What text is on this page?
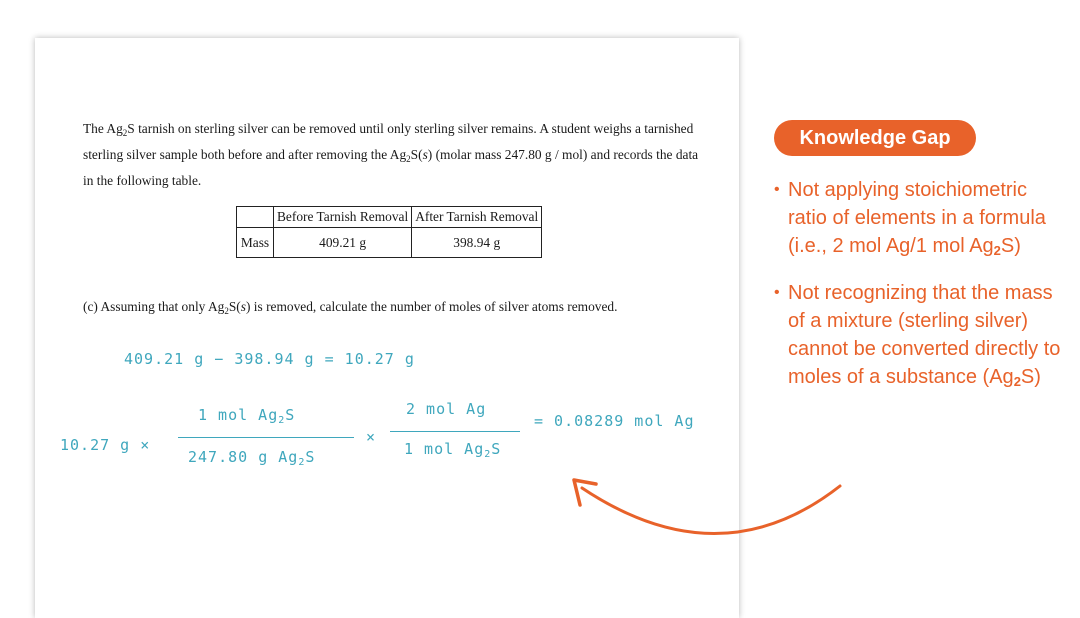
The $Ag_2S$ tarnish on sterling silver can be removed until only sterling silver remains. A student weighs a tarnished sterling silver sample both before and after removing the $Ag_2S(s)$ (molar mass 247.80 g / mol) and records the data in the following table.
	Before Tarnish Removal	After Tarnish Removal
Mass	409.21 g	398.94 g
(c) Assuming that only $Ag_2S(s)$ is removed, calculate the number of moles of silver atoms removed.
409.21 g − 398.94 g = 10.27 g
10.27 g ×
1 mol $Ag_2S$
247.80 g $Ag_2S$
×
2 mol Ag
1 mol $Ag_2S$
= 0.08289 mol Ag
Knowledge Gap
• Not applying stoichiometric ratio of elements in a formula (i.e., 2 mol Ag/1 mol $Ag_2S$)
• Not recognizing that the mass of a mixture (sterling silver) cannot be converted directly to moles of a substance $(Ag_2S)$
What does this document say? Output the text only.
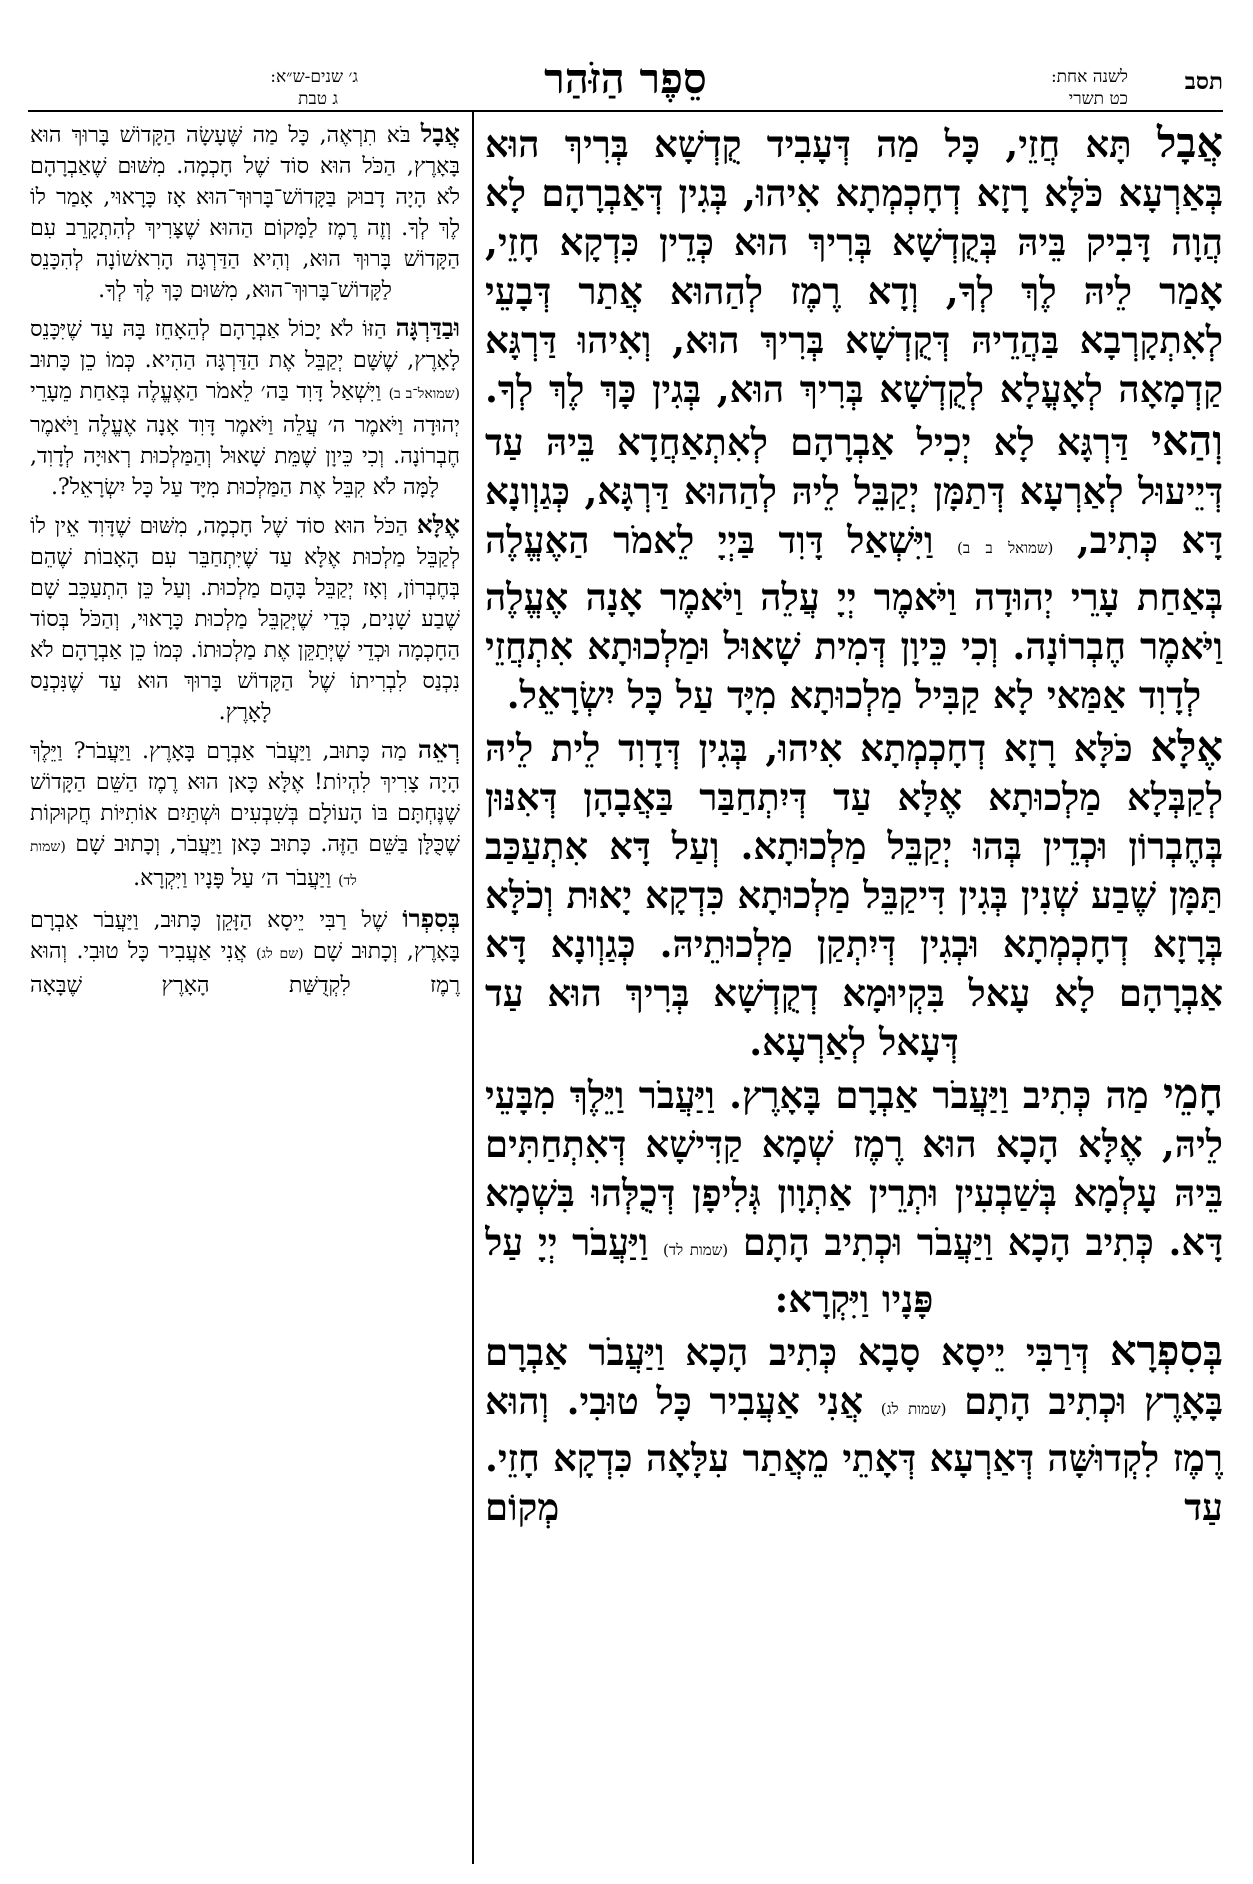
תסב
לשנה אחת:
כט תשרי
סֵפֶר הַזֹּהַר
ג׳ שנים-ש״א:
ג טבת

אֲבָל תָּא חֲזֵי, כָּל מַה דְּעָבִיד קֻדְשָׁא בְּרִיךְ הוּא בְּאַרְעָא כֹּלָּא רָזָא דְחָכְמְתָא אִיהוּ, בְּגִין דְּאַבְרָהָם לָא הֲוָה דָּבִיק בֵּיהּ בְּקֻדְשָׁא בְּרִיךְ הוּא כְּדֵין כִּדְקָא חָזֵי, אָמַר לֵיהּ לֶךְ לְךָ, וְדָא רֶמֶז לְהַהוּא אֲתַר דְּבָעֵי לְאִתְקָרְבָא בַּהֲדֵיהּ דְּקֻדְשָׁא בְּרִיךְ הוּא, וְאִיהוּ דַּרְגָּא קַדְמָאָה לְאָעֳלָא לְקֻדְשָׁא בְּרִיךְ הוּא, בְּגִין כָּךְ לֶךְ לְךָ.

וְהַאי דַּרְגָּא לָא יְכִיל אַבְרָהָם לְאִתְאַחֲדָא בֵּיהּ עַד דְּיֵיעוּל לְאַרְעָא דְּתַמָּן יְקַבֵּל לֵיהּ לְהַהוּא דַּרְגָּא, כְּגַוְונָא דָּא כְּתִיב, (שמואל ב ב) וַיִּשְׁאַל דָּוִד בַּיְיָ לֵאמֹר הַאֶעֱלֶה בְּאַחַת עָרֵי יְהוּדָה וַיֹּאמֶר יְיָ עֲלֵה וַיֹּאמֶר אָנָה אֶעֱלֶה וַיֹּאמֶר חֶבְרוֹנָה. וְכִי כֵּיוָן דְּמִית שָׁאוּל וּמַלְכוּתָא אִתְחֲזֵי לְדָוִד אַמַּאי לָא קַבִּיל מַלְכוּתָא מִיָּד עַל כָּל יִשְׂרָאֵל.

אֶלָּא כֹּלָּא רָזָא דְחָכְמְתָא אִיהוּ, בְּגִין דְּדָוִד לֵית לֵיהּ לְקַבְּלָא מַלְכוּתָא אֶלָּא עַד דְּיִתְחַבַּר בַּאֲבָהָן דְּאִנּוּן בְּחֶבְרוֹן וּכְדֵין בְּהוּ יְקַבֵּל מַלְכוּתָא. וְעַל דָּא אִתְעַכַּב תַּמָּן שֶׁבַע שְׁנִין בְּגִין דִּיקַבֵּל מַלְכוּתָא כִּדְקָא יָאוּת וְכֹלָּא בְּרָזָא דְחָכְמְתָא וּבְגִין דְּיִתְקַן מַלְכוּתֵיהּ. כְּגַוְונָא דָּא אַבְרָהָם לָא עָאל בִּקְיוּמָא דְקֻדְשָׁא בְּרִיךְ הוּא עַד דְּעָאל לְאַרְעָא.

חָמֵי מַה כְּתִיב וַיַּעֲבֹר אַבְרָם בָּאָרֶץ. וַיַּעֲבֹר וַיֵּלֶךְ מִבָּעֵי לֵיהּ, אֶלָּא הָכָא הוּא רֶמֶז שְׁמָא קַדִּישָׁא דְּאִתְחַתִּים בֵּיהּ עָלְמָא בְּשַׁבְעִין וּתְרֵין אַתְוָון גְּלִיפָן דְּכֻלְּהוּ בִּשְׁמָא דָּא. כְּתִיב הָכָא וַיַּעֲבֹר וּכְתִיב הָתָם (שמות לד) וַיַּעֲבֹר יְיָ עַל פָּנָיו וַיִּקְרָא:

בְּסִפְרָא דְּרַבִּי יֵיסָא סָבָא כְּתִיב הָכָא וַיַּעֲבֹר אַבְרָם בָּאָרֶץ וּכְתִיב הָתָם (שמות לג) אֲנִי אַעֲבִיר כָּל טוּבִי. וְהוּא רֶמֶז לִקְדוּשָּׁה דְּאַרְעָא דְּאָתֵי מֵאֲתַר עִלָּאָה כִּדְקָא חָזֵי. עַד מְקוֹם

אֲבָל בֹּא תִרְאֶה, כָּל מַה שֶּׁעָשָׂה הַקָּדוֹשׁ בָּרוּךְ הוּא בָּאָרֶץ, הַכֹּל הוּא סוֹד שֶׁל חָכְמָה. מִשּׁוּם שֶׁאַבְרָהָם לֹא הָיָה דָבוּק בַּקָּדוֹשׁ־בָּרוּךְ־הוּא אָז כָּרָאוּי, אָמַר לוֹ לֶךְ לְךָ. וְזֶה רֶמֶז לַמָּקוֹם הַהוּא שֶׁצָּרִיךְ לְהִתְקָרֵב עִם הַקָּדוֹשׁ בָּרוּךְ הוּא, וְהִיא הַדַּרְגָּה הָרִאשׁוֹנָה לְהִכָּנֵס לַקָּדוֹשׁ־בָּרוּךְ־הוּא, מִשּׁוּם כָּךְ לֶךְ לְךָ.

וּבַדַּרְגָּה הַזּוֹ לֹא יָכוֹל אַבְרָהָם לְהֵאָחֵז בָּהּ עַד שֶׁיִּכָּנֵס לָאָרֶץ, שֶׁשָּׁם יְקַבֵּל אֶת הַדַּרְגָּה הַהִיא. כְּמוֹ כֵן כָּתוּב (שמואל־ב ב) וַיִּשְׁאַל דָּוִד בַּה׳ לֵאמֹר הַאֶעֱלֶה בְּאַחַת מֵעָרֵי יְהוּדָה וַיֹּאמֶר ה׳ עֲלֵה וַיֹּאמֶר דָּוִד אָנָה אֶעֱלֶה וַיֹּאמֶר חֶבְרוֹנָה. וְכִי כֵּיוָן שֶׁמֵּת שָׁאוּל וְהַמַּלְכוּת רְאוּיָה לְדָוִד, לָמָּה לֹא קִבֵּל אֶת הַמַּלְכוּת מִיָּד עַל כָּל יִשְׂרָאֵל?.

אֶלָּא הַכֹּל הוּא סוֹד שֶׁל חָכְמָה, מִשּׁוּם שֶׁדָּוִד אֵין לוֹ לְקַבֵּל מַלְכוּת אֶלָּא עַד שֶׁיִּתְחַבֵּר עִם הָאָבוֹת שֶׁהֵם בְּחֶבְרוֹן, וְאָז יְקַבֵּל בָּהֶם מַלְכוּת. וְעַל כֵּן הִתְעַכֵּב שָׁם שֶׁבַע שָׁנִים, כְּדֵי שֶׁיְּקַבֵּל מַלְכוּת כָּרָאוּי, וְהַכֹּל בְּסוֹד הַחָכְמָה וּכְדֵי שֶׁיְּתַקֵּן אֶת מַלְכוּתוֹ. כְּמוֹ כֵן אַבְרָהָם לֹא נִכְנַס לִבְרִיתוֹ שֶׁל הַקָּדוֹשׁ בָּרוּךְ הוּא עַד שֶׁנִּכְנַס לָאָרֶץ.

רְאֵה מַה כָּתוּב, וַיַּעֲבֹר אַבְרָם בָּאָרֶץ. וַיַּעֲבֹר? וַיֵּלֶךְ הָיָה צָרִיךְ לִהְיוֹת! אֶלָּא כָּאן הוּא רֶמֶז הַשֵּׁם הַקָּדוֹשׁ שֶׁנֶּחְתָּם בּוֹ הָעוֹלָם בְּשִׁבְעִים וּשְׁתַּיִם אוֹתִיּוֹת חֲקוּקוֹת שֶׁכֻּלָּן בַּשֵּׁם הַזֶּה. כָּתוּב כָּאן וַיַּעֲבֹר, וְכָתוּב שָׁם (שמות לד) וַיַּעֲבֹר ה׳ עַל פָּנָיו וַיִּקְרָא.

בְּסִפְרוֹ שֶׁל רַבִּי יֵיסָא הַזָּקֵן כָּתוּב, וַיַּעֲבֹר אַבְרָם בָּאָרֶץ, וְכָתוּב שָׁם (שם לג) אֲנִי אַעֲבִיר כָּל טוּבִי. וְהוּא רֶמֶז לִקְדֻשַּׁת הָאָרֶץ שֶׁבָּאָה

------------------------------

• _Exercise_
Pick out every line above that holds the word "What" and copy it.

• _Result below_
What text is on this page?
What does this document say? Output the text only.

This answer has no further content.